* **PROVIDED DATA**:

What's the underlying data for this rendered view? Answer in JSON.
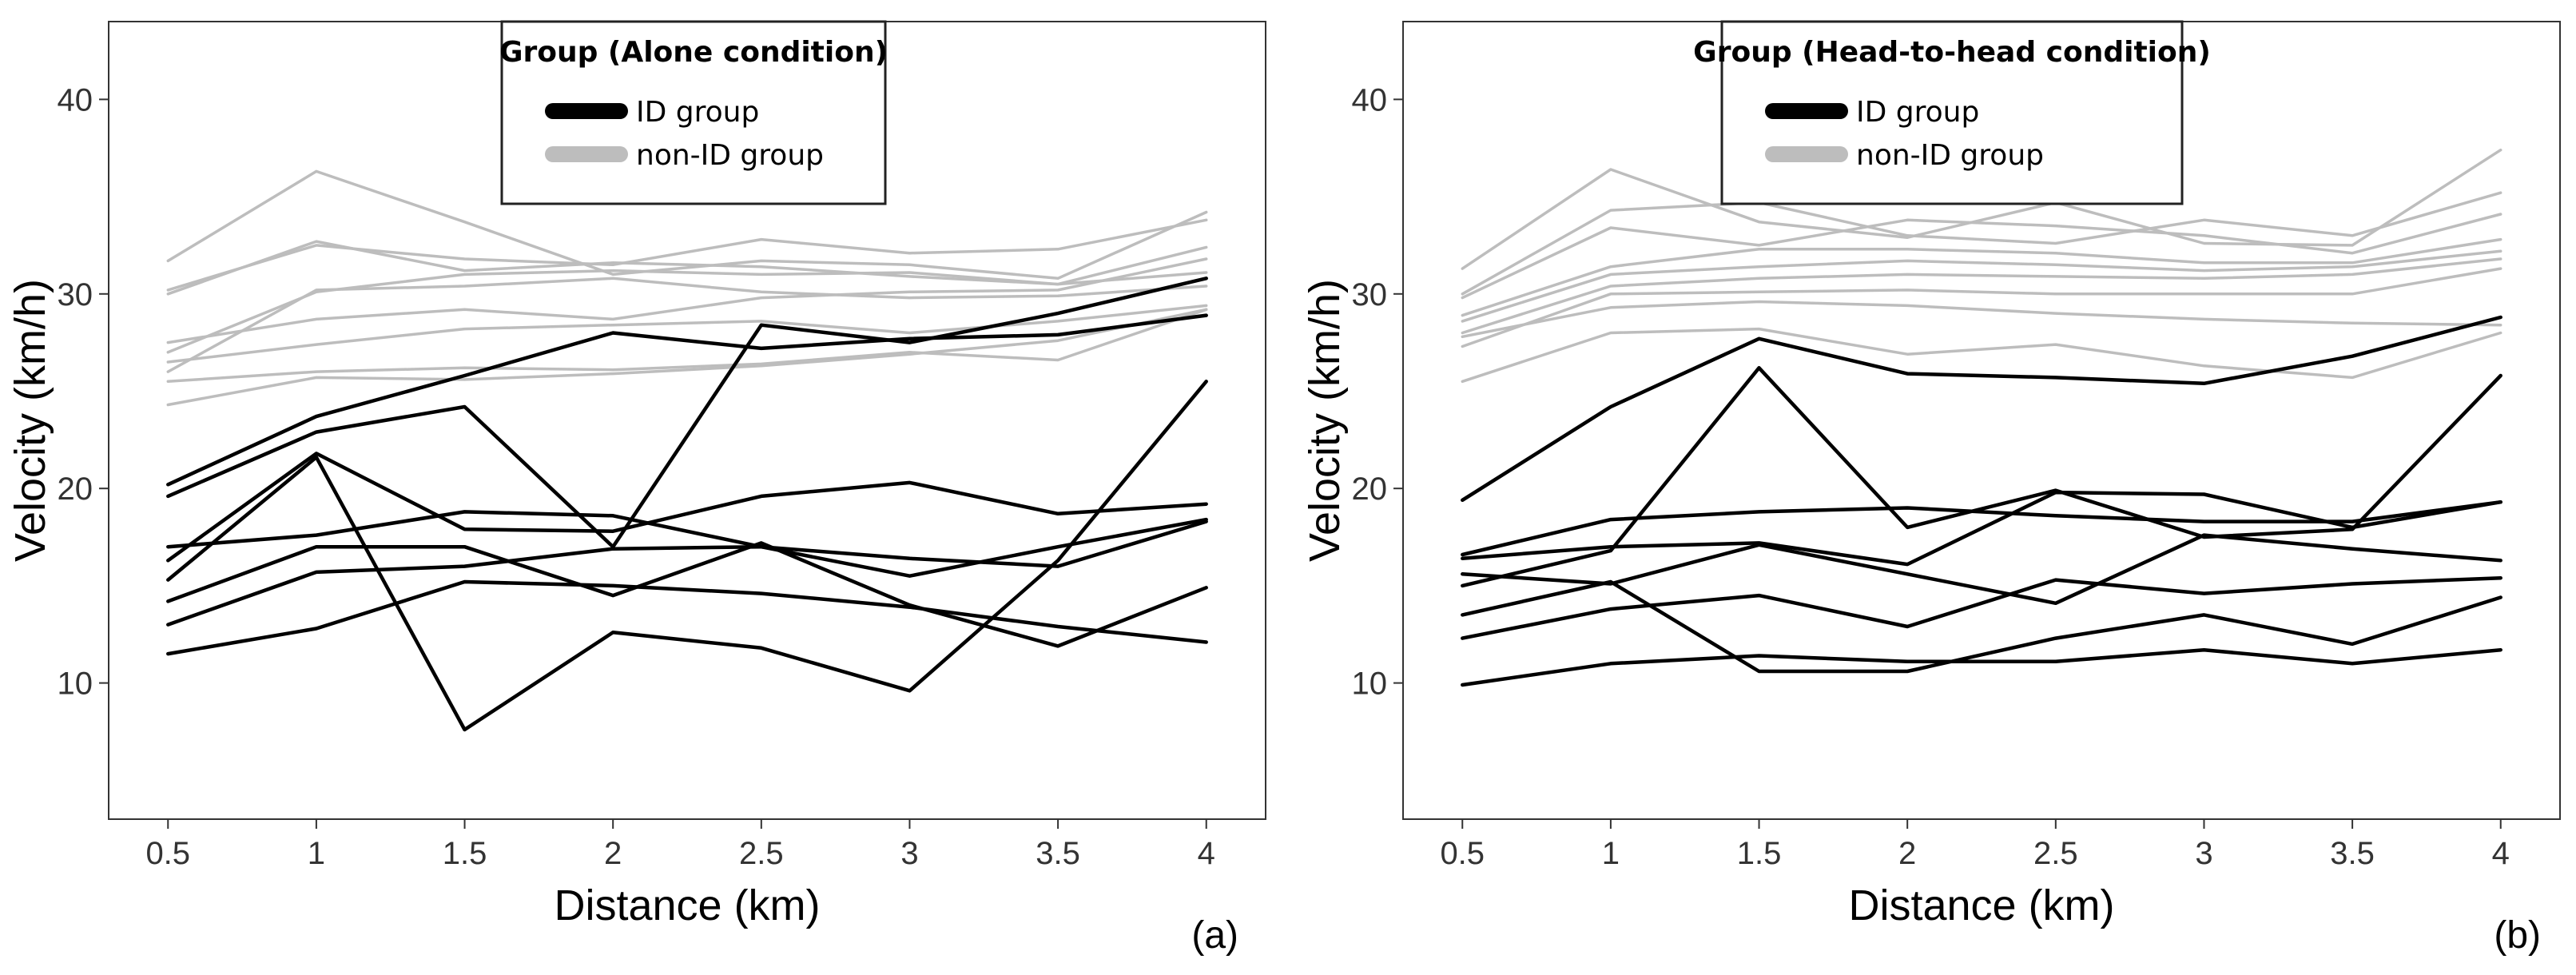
{
  "chart_data": [
    {
      "type": "line",
      "panel_tag": "(a)",
      "xlabel": "Distance (km)",
      "ylabel": "Velocity (km/h)",
      "x": [
        0.5,
        1,
        1.5,
        2,
        2.5,
        3,
        3.5,
        4
      ],
      "x_ticks": [
        "0.5",
        "1",
        "1.5",
        "2",
        "2.5",
        "3",
        "3.5",
        "4"
      ],
      "y_ticks": [
        "10",
        "20",
        "30",
        "40"
      ],
      "xlim": [
        0.3,
        4.2
      ],
      "ylim": [
        3,
        44
      ],
      "grid": false,
      "legend": {
        "title": "Group (Alone condition)",
        "position": "top-center",
        "entries": [
          {
            "label": "ID group",
            "color": "#000000"
          },
          {
            "label": "non-ID group",
            "color": "#bdbdbd"
          }
        ]
      },
      "series": [
        {
          "group": "non-ID",
          "values": [
            31.7,
            36.3,
            33.7,
            31.0,
            31.7,
            31.5,
            30.8,
            34.2
          ]
        },
        {
          "group": "non-ID",
          "values": [
            30.2,
            32.5,
            31.8,
            31.5,
            32.8,
            32.1,
            32.3,
            33.8
          ]
        },
        {
          "group": "non-ID",
          "values": [
            30.0,
            32.7,
            31.2,
            31.6,
            31.4,
            30.9,
            30.5,
            32.4
          ]
        },
        {
          "group": "non-ID",
          "values": [
            27.0,
            30.1,
            31.0,
            31.2,
            31.0,
            31.1,
            30.5,
            31.1
          ]
        },
        {
          "group": "non-ID",
          "values": [
            26.0,
            30.2,
            30.4,
            30.8,
            30.1,
            29.8,
            29.9,
            30.4
          ]
        },
        {
          "group": "non-ID",
          "values": [
            27.5,
            28.7,
            29.2,
            28.7,
            29.8,
            30.1,
            30.2,
            31.8
          ]
        },
        {
          "group": "non-ID",
          "values": [
            26.5,
            27.4,
            28.2,
            28.4,
            28.6,
            28.0,
            28.6,
            29.4
          ]
        },
        {
          "group": "non-ID",
          "values": [
            25.5,
            26.0,
            26.2,
            26.1,
            26.4,
            27.0,
            26.6,
            29.2
          ]
        },
        {
          "group": "non-ID",
          "values": [
            24.3,
            25.7,
            25.6,
            25.9,
            26.3,
            26.9,
            27.6,
            29.2
          ]
        },
        {
          "group": "ID",
          "values": [
            20.2,
            23.7,
            25.8,
            28.0,
            27.2,
            27.7,
            27.9,
            28.9
          ]
        },
        {
          "group": "ID",
          "values": [
            19.6,
            22.9,
            24.2,
            17.0,
            28.4,
            27.5,
            29.0,
            30.8
          ]
        },
        {
          "group": "ID",
          "values": [
            17.0,
            17.6,
            18.8,
            18.6,
            17.0,
            16.4,
            16.0,
            18.3
          ]
        },
        {
          "group": "ID",
          "values": [
            16.3,
            21.8,
            17.9,
            17.8,
            19.6,
            20.3,
            18.7,
            19.2
          ]
        },
        {
          "group": "ID",
          "values": [
            15.3,
            21.6,
            7.6,
            12.6,
            11.8,
            9.6,
            16.3,
            25.5
          ]
        },
        {
          "group": "ID",
          "values": [
            14.2,
            17.0,
            17.0,
            14.5,
            17.2,
            14.0,
            11.9,
            14.9
          ]
        },
        {
          "group": "ID",
          "values": [
            13.0,
            15.7,
            16.0,
            16.9,
            17.0,
            15.5,
            17.0,
            18.4
          ]
        },
        {
          "group": "ID",
          "values": [
            11.5,
            12.8,
            15.2,
            15.0,
            14.6,
            13.9,
            12.9,
            12.1
          ]
        }
      ]
    },
    {
      "type": "line",
      "panel_tag": "(b)",
      "xlabel": "Distance (km)",
      "ylabel": "Velocity (km/h)",
      "x": [
        0.5,
        1,
        1.5,
        2,
        2.5,
        3,
        3.5,
        4
      ],
      "x_ticks": [
        "0.5",
        "1",
        "1.5",
        "2",
        "2.5",
        "3",
        "3.5",
        "4"
      ],
      "y_ticks": [
        "10",
        "20",
        "30",
        "40"
      ],
      "xlim": [
        0.3,
        4.2
      ],
      "ylim": [
        3,
        44
      ],
      "grid": false,
      "legend": {
        "title": "Group (Head-to-head condition)",
        "position": "top-center",
        "entries": [
          {
            "label": "ID group",
            "color": "#000000"
          },
          {
            "label": "non-ID group",
            "color": "#bdbdbd"
          }
        ]
      },
      "series": [
        {
          "group": "non-ID",
          "values": [
            31.3,
            36.4,
            33.7,
            32.9,
            34.7,
            32.6,
            32.5,
            37.4
          ]
        },
        {
          "group": "non-ID",
          "values": [
            30.0,
            34.3,
            34.7,
            33.0,
            32.6,
            33.8,
            33.0,
            35.2
          ]
        },
        {
          "group": "non-ID",
          "values": [
            29.8,
            33.4,
            32.5,
            33.8,
            33.5,
            33.0,
            32.1,
            34.1
          ]
        },
        {
          "group": "non-ID",
          "values": [
            28.9,
            31.4,
            32.3,
            32.3,
            32.1,
            31.6,
            31.6,
            32.8
          ]
        },
        {
          "group": "non-ID",
          "values": [
            28.6,
            31.0,
            31.4,
            31.7,
            31.5,
            31.2,
            31.4,
            32.2
          ]
        },
        {
          "group": "non-ID",
          "values": [
            28.0,
            30.4,
            30.8,
            31.0,
            30.9,
            30.8,
            31.0,
            31.8
          ]
        },
        {
          "group": "non-ID",
          "values": [
            27.3,
            30.0,
            30.1,
            30.2,
            30.0,
            30.0,
            30.0,
            31.3
          ]
        },
        {
          "group": "non-ID",
          "values": [
            27.8,
            29.3,
            29.6,
            29.4,
            29.0,
            28.7,
            28.5,
            28.4
          ]
        },
        {
          "group": "non-ID",
          "values": [
            25.5,
            28.0,
            28.2,
            26.9,
            27.4,
            26.3,
            25.7,
            28.0
          ]
        },
        {
          "group": "ID",
          "values": [
            19.4,
            24.2,
            27.7,
            25.9,
            25.7,
            25.4,
            26.8,
            28.8
          ]
        },
        {
          "group": "ID",
          "values": [
            16.6,
            18.4,
            18.8,
            19.0,
            18.6,
            18.3,
            18.3,
            19.3
          ]
        },
        {
          "group": "ID",
          "values": [
            16.4,
            17.0,
            17.2,
            16.1,
            19.8,
            19.7,
            18.0,
            19.3
          ]
        },
        {
          "group": "ID",
          "values": [
            15.6,
            15.1,
            17.1,
            15.6,
            14.1,
            17.6,
            16.9,
            16.3
          ]
        },
        {
          "group": "ID",
          "values": [
            15.0,
            16.8,
            26.2,
            18.0,
            19.9,
            17.5,
            17.9,
            25.8
          ]
        },
        {
          "group": "ID",
          "values": [
            13.5,
            15.2,
            10.6,
            10.6,
            12.3,
            13.5,
            12.0,
            14.4
          ]
        },
        {
          "group": "ID",
          "values": [
            12.3,
            13.8,
            14.5,
            12.9,
            15.3,
            14.6,
            15.1,
            15.4
          ]
        },
        {
          "group": "ID",
          "values": [
            9.9,
            11.0,
            11.4,
            11.1,
            11.1,
            11.7,
            11.0,
            11.7
          ]
        }
      ]
    }
  ]
}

* **PROBLEM DESCRIPTION**:
Keep every word of the data as it is when you write it out, but drop the pictures.

* **EXPECTED ANSWER**:
What's the underlying data for this rendered view? Answer in JSON.
{
  "chart_data": [
    {
      "type": "line",
      "panel_tag": "(a)",
      "xlabel": "Distance (km)",
      "ylabel": "Velocity (km/h)",
      "x": [
        0.5,
        1,
        1.5,
        2,
        2.5,
        3,
        3.5,
        4
      ],
      "x_ticks": [
        "0.5",
        "1",
        "1.5",
        "2",
        "2.5",
        "3",
        "3.5",
        "4"
      ],
      "y_ticks": [
        "10",
        "20",
        "30",
        "40"
      ],
      "xlim": [
        0.3,
        4.2
      ],
      "ylim": [
        3,
        44
      ],
      "grid": false,
      "legend": {
        "title": "Group (Alone condition)",
        "position": "top-center",
        "entries": [
          {
            "label": "ID group",
            "color": "#000000"
          },
          {
            "label": "non-ID group",
            "color": "#bdbdbd"
          }
        ]
      },
      "series": [
        {
          "group": "non-ID",
          "values": [
            31.7,
            36.3,
            33.7,
            31.0,
            31.7,
            31.5,
            30.8,
            34.2
          ]
        },
        {
          "group": "non-ID",
          "values": [
            30.2,
            32.5,
            31.8,
            31.5,
            32.8,
            32.1,
            32.3,
            33.8
          ]
        },
        {
          "group": "non-ID",
          "values": [
            30.0,
            32.7,
            31.2,
            31.6,
            31.4,
            30.9,
            30.5,
            32.4
          ]
        },
        {
          "group": "non-ID",
          "values": [
            27.0,
            30.1,
            31.0,
            31.2,
            31.0,
            31.1,
            30.5,
            31.1
          ]
        },
        {
          "group": "non-ID",
          "values": [
            26.0,
            30.2,
            30.4,
            30.8,
            30.1,
            29.8,
            29.9,
            30.4
          ]
        },
        {
          "group": "non-ID",
          "values": [
            27.5,
            28.7,
            29.2,
            28.7,
            29.8,
            30.1,
            30.2,
            31.8
          ]
        },
        {
          "group": "non-ID",
          "values": [
            26.5,
            27.4,
            28.2,
            28.4,
            28.6,
            28.0,
            28.6,
            29.4
          ]
        },
        {
          "group": "non-ID",
          "values": [
            25.5,
            26.0,
            26.2,
            26.1,
            26.4,
            27.0,
            26.6,
            29.2
          ]
        },
        {
          "group": "non-ID",
          "values": [
            24.3,
            25.7,
            25.6,
            25.9,
            26.3,
            26.9,
            27.6,
            29.2
          ]
        },
        {
          "group": "ID",
          "values": [
            20.2,
            23.7,
            25.8,
            28.0,
            27.2,
            27.7,
            27.9,
            28.9
          ]
        },
        {
          "group": "ID",
          "values": [
            19.6,
            22.9,
            24.2,
            17.0,
            28.4,
            27.5,
            29.0,
            30.8
          ]
        },
        {
          "group": "ID",
          "values": [
            17.0,
            17.6,
            18.8,
            18.6,
            17.0,
            16.4,
            16.0,
            18.3
          ]
        },
        {
          "group": "ID",
          "values": [
            16.3,
            21.8,
            17.9,
            17.8,
            19.6,
            20.3,
            18.7,
            19.2
          ]
        },
        {
          "group": "ID",
          "values": [
            15.3,
            21.6,
            7.6,
            12.6,
            11.8,
            9.6,
            16.3,
            25.5
          ]
        },
        {
          "group": "ID",
          "values": [
            14.2,
            17.0,
            17.0,
            14.5,
            17.2,
            14.0,
            11.9,
            14.9
          ]
        },
        {
          "group": "ID",
          "values": [
            13.0,
            15.7,
            16.0,
            16.9,
            17.0,
            15.5,
            17.0,
            18.4
          ]
        },
        {
          "group": "ID",
          "values": [
            11.5,
            12.8,
            15.2,
            15.0,
            14.6,
            13.9,
            12.9,
            12.1
          ]
        }
      ]
    },
    {
      "type": "line",
      "panel_tag": "(b)",
      "xlabel": "Distance (km)",
      "ylabel": "Velocity (km/h)",
      "x": [
        0.5,
        1,
        1.5,
        2,
        2.5,
        3,
        3.5,
        4
      ],
      "x_ticks": [
        "0.5",
        "1",
        "1.5",
        "2",
        "2.5",
        "3",
        "3.5",
        "4"
      ],
      "y_ticks": [
        "10",
        "20",
        "30",
        "40"
      ],
      "xlim": [
        0.3,
        4.2
      ],
      "ylim": [
        3,
        44
      ],
      "grid": false,
      "legend": {
        "title": "Group (Head-to-head condition)",
        "position": "top-center",
        "entries": [
          {
            "label": "ID group",
            "color": "#000000"
          },
          {
            "label": "non-ID group",
            "color": "#bdbdbd"
          }
        ]
      },
      "series": [
        {
          "group": "non-ID",
          "values": [
            31.3,
            36.4,
            33.7,
            32.9,
            34.7,
            32.6,
            32.5,
            37.4
          ]
        },
        {
          "group": "non-ID",
          "values": [
            30.0,
            34.3,
            34.7,
            33.0,
            32.6,
            33.8,
            33.0,
            35.2
          ]
        },
        {
          "group": "non-ID",
          "values": [
            29.8,
            33.4,
            32.5,
            33.8,
            33.5,
            33.0,
            32.1,
            34.1
          ]
        },
        {
          "group": "non-ID",
          "values": [
            28.9,
            31.4,
            32.3,
            32.3,
            32.1,
            31.6,
            31.6,
            32.8
          ]
        },
        {
          "group": "non-ID",
          "values": [
            28.6,
            31.0,
            31.4,
            31.7,
            31.5,
            31.2,
            31.4,
            32.2
          ]
        },
        {
          "group": "non-ID",
          "values": [
            28.0,
            30.4,
            30.8,
            31.0,
            30.9,
            30.8,
            31.0,
            31.8
          ]
        },
        {
          "group": "non-ID",
          "values": [
            27.3,
            30.0,
            30.1,
            30.2,
            30.0,
            30.0,
            30.0,
            31.3
          ]
        },
        {
          "group": "non-ID",
          "values": [
            27.8,
            29.3,
            29.6,
            29.4,
            29.0,
            28.7,
            28.5,
            28.4
          ]
        },
        {
          "group": "non-ID",
          "values": [
            25.5,
            28.0,
            28.2,
            26.9,
            27.4,
            26.3,
            25.7,
            28.0
          ]
        },
        {
          "group": "ID",
          "values": [
            19.4,
            24.2,
            27.7,
            25.9,
            25.7,
            25.4,
            26.8,
            28.8
          ]
        },
        {
          "group": "ID",
          "values": [
            16.6,
            18.4,
            18.8,
            19.0,
            18.6,
            18.3,
            18.3,
            19.3
          ]
        },
        {
          "group": "ID",
          "values": [
            16.4,
            17.0,
            17.2,
            16.1,
            19.8,
            19.7,
            18.0,
            19.3
          ]
        },
        {
          "group": "ID",
          "values": [
            15.6,
            15.1,
            17.1,
            15.6,
            14.1,
            17.6,
            16.9,
            16.3
          ]
        },
        {
          "group": "ID",
          "values": [
            15.0,
            16.8,
            26.2,
            18.0,
            19.9,
            17.5,
            17.9,
            25.8
          ]
        },
        {
          "group": "ID",
          "values": [
            13.5,
            15.2,
            10.6,
            10.6,
            12.3,
            13.5,
            12.0,
            14.4
          ]
        },
        {
          "group": "ID",
          "values": [
            12.3,
            13.8,
            14.5,
            12.9,
            15.3,
            14.6,
            15.1,
            15.4
          ]
        },
        {
          "group": "ID",
          "values": [
            9.9,
            11.0,
            11.4,
            11.1,
            11.1,
            11.7,
            11.0,
            11.7
          ]
        }
      ]
    }
  ]
}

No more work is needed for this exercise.